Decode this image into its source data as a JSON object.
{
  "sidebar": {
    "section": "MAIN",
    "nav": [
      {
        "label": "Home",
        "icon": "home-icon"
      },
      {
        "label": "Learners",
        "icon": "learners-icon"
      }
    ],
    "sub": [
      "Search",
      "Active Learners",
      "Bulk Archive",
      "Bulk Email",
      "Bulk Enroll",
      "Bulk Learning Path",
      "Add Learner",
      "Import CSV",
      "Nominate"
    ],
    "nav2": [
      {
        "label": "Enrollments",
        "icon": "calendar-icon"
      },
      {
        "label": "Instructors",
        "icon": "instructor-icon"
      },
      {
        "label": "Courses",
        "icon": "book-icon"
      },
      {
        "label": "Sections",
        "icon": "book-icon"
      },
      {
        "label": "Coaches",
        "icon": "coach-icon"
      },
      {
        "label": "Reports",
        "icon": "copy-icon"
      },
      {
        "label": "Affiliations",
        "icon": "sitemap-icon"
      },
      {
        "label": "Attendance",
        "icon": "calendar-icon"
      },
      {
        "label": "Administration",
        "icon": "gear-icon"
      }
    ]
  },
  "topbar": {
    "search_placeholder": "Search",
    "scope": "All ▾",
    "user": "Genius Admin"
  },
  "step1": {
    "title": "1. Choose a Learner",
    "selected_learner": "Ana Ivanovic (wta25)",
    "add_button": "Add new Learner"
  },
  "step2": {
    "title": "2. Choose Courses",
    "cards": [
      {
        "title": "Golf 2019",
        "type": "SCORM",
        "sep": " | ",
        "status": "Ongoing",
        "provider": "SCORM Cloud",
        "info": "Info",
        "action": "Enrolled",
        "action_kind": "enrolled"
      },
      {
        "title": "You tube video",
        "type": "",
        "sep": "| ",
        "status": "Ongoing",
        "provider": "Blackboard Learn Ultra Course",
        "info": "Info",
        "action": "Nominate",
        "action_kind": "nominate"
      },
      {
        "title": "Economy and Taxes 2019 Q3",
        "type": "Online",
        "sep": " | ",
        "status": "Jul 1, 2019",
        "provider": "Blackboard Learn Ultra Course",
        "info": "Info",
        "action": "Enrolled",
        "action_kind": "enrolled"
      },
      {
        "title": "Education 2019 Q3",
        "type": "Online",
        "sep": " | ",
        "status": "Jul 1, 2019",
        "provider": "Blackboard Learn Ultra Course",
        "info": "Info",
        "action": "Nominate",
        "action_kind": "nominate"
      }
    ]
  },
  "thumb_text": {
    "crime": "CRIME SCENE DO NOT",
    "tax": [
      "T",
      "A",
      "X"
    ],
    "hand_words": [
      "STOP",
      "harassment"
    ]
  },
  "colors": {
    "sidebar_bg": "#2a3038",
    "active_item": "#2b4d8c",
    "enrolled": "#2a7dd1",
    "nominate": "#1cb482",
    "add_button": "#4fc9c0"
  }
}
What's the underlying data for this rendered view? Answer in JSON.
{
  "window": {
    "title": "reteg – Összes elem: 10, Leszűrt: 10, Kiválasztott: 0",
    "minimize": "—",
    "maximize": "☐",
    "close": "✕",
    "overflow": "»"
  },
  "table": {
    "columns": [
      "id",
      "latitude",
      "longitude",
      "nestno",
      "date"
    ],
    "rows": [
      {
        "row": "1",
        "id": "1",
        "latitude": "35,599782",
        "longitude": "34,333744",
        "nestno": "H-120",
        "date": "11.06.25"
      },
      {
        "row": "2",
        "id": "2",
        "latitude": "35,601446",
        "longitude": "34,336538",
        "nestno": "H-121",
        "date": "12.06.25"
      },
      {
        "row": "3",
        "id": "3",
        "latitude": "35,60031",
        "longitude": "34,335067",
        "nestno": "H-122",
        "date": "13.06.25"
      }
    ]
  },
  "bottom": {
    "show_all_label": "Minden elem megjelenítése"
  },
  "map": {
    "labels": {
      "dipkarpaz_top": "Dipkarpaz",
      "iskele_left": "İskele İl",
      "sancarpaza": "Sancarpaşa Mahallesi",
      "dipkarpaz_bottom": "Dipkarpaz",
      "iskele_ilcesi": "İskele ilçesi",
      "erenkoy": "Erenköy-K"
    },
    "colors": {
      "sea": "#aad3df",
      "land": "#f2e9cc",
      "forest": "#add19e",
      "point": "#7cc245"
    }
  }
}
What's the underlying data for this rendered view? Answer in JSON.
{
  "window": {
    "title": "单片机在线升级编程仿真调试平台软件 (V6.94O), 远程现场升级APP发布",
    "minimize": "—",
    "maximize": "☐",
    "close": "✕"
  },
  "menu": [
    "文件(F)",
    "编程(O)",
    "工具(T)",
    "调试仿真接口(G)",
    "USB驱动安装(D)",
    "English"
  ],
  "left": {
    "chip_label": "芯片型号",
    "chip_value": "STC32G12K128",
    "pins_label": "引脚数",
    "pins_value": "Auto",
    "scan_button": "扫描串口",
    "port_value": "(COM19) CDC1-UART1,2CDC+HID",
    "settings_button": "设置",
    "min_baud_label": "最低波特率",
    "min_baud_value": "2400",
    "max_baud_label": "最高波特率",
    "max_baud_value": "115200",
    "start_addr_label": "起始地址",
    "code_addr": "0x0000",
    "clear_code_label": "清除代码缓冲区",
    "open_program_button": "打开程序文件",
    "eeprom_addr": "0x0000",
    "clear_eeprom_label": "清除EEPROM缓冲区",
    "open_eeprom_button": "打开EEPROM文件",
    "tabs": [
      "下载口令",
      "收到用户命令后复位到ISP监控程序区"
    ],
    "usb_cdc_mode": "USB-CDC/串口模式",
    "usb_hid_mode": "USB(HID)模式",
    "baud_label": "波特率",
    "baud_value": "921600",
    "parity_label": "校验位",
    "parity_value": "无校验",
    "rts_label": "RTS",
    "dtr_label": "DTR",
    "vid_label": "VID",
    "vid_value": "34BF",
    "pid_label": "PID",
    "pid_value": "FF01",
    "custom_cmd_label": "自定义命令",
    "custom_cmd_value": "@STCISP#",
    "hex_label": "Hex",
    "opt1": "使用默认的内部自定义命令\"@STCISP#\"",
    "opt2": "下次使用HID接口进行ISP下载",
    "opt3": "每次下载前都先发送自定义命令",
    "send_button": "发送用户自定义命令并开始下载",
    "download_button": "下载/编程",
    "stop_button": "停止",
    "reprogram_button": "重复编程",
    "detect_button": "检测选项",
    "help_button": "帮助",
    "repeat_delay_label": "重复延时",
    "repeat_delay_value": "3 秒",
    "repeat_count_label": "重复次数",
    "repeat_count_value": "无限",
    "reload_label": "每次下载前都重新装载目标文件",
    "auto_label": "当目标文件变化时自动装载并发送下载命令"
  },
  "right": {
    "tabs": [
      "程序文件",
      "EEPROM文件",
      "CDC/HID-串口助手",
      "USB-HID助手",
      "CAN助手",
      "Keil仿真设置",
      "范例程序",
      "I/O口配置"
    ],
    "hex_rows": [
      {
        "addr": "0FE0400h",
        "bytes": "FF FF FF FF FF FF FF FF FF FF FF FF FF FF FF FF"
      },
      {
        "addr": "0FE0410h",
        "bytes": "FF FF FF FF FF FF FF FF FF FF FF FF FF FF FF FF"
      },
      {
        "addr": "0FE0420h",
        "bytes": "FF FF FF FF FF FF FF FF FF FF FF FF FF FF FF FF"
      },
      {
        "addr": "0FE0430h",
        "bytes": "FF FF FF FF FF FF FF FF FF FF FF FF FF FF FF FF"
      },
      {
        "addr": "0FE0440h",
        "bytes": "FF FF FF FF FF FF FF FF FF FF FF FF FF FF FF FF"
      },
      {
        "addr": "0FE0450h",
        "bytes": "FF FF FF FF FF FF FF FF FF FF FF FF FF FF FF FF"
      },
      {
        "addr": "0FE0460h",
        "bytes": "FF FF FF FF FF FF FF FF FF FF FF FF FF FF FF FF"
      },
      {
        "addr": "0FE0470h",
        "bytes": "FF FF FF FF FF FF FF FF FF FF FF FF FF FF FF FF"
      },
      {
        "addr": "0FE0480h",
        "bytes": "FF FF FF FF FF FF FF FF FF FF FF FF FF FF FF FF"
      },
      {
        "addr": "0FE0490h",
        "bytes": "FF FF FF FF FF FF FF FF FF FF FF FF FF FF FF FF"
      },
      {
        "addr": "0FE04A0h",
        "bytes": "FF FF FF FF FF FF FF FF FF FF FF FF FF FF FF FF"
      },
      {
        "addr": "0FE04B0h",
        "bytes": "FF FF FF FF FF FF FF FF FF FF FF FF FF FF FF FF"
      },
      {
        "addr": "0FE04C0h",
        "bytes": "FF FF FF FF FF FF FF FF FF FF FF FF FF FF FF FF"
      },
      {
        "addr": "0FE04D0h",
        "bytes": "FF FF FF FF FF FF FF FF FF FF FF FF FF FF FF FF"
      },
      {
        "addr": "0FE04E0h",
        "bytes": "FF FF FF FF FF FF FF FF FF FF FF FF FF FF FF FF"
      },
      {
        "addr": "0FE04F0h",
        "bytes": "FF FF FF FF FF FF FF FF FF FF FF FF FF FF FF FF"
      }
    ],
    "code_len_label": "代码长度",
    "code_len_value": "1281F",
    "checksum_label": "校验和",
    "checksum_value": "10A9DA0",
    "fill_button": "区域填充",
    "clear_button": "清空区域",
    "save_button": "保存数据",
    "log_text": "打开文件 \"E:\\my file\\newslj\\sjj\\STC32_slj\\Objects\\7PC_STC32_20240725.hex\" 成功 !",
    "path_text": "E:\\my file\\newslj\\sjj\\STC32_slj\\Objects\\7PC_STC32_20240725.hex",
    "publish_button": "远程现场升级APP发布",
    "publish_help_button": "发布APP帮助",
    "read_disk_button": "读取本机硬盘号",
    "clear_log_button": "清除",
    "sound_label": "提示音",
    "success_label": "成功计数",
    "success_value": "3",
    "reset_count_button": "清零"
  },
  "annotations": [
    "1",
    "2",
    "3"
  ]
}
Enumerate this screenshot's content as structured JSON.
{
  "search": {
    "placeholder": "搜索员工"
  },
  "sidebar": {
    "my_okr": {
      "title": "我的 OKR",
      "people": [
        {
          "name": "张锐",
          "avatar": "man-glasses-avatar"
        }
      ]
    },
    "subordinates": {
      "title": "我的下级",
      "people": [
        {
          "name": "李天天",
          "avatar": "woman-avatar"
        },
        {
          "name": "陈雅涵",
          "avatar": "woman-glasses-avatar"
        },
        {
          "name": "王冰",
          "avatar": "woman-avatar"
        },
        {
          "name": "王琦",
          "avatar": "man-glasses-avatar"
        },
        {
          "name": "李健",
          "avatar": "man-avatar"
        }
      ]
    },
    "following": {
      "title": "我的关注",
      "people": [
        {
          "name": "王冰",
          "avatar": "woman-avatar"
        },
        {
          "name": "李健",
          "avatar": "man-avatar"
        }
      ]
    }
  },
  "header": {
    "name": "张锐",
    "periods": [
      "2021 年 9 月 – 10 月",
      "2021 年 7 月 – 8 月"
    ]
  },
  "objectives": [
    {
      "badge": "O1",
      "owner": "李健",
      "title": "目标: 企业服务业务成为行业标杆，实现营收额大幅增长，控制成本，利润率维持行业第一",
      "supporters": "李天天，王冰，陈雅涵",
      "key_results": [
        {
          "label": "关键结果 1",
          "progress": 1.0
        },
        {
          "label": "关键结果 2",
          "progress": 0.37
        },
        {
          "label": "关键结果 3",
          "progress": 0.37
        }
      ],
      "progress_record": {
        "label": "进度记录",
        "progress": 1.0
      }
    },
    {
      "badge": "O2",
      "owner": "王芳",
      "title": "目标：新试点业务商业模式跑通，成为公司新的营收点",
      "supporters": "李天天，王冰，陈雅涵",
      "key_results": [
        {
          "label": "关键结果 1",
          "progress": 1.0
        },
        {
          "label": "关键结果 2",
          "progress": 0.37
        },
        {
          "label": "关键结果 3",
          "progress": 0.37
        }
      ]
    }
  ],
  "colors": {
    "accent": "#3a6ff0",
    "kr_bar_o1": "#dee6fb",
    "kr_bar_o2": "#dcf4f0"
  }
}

**Instructions for the task**
Copy out each line of the material that holds the word "Objects".

**Full answer**
    "log_text": "打开文件 \"E:\\my file\\newslj\\sjj\\STC32_slj\\Objects\\7PC_STC32_20240725.hex\" 成功 !",
    "path_text": "E:\\my file\\newslj\\sjj\\STC32_slj\\Objects\\7PC_STC32_20240725.hex",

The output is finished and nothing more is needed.